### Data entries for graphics

+ + + + + + +

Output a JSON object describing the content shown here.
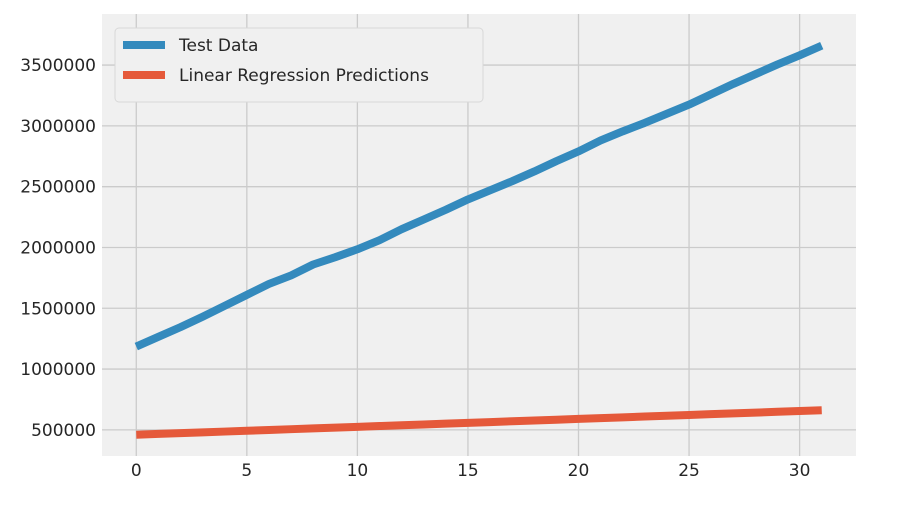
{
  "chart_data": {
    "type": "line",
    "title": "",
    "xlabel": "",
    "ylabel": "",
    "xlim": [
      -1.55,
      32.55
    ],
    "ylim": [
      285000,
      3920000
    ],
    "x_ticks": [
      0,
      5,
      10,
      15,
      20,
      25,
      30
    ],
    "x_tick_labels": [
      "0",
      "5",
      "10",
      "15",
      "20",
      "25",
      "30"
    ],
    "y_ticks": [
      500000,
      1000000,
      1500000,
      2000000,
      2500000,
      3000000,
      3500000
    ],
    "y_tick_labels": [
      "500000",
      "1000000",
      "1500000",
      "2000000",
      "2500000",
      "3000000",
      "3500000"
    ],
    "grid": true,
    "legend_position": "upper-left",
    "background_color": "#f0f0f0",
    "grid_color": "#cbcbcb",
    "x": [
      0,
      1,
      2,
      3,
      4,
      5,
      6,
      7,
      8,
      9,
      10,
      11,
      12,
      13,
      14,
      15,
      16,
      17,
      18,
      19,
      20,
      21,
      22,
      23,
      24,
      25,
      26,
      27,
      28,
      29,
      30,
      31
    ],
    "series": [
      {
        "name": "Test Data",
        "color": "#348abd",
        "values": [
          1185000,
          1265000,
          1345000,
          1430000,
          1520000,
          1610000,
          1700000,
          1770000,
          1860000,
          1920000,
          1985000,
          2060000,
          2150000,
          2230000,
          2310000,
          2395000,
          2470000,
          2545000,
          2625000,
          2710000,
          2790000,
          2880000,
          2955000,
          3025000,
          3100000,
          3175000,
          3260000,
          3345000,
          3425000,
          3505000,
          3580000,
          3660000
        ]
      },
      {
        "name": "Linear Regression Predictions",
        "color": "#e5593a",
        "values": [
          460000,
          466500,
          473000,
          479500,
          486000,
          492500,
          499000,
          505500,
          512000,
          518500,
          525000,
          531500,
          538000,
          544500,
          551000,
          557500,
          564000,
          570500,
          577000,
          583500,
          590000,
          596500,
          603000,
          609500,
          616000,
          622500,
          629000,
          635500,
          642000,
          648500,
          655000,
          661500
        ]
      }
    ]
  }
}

+ + + + + + +

### WHAT THE TASK REQUIRES
From the entries above, copy each line holding "name".

### EXERCISE OUTPUT
        "name": "Test Data",
        "name": "Linear Regression Predictions",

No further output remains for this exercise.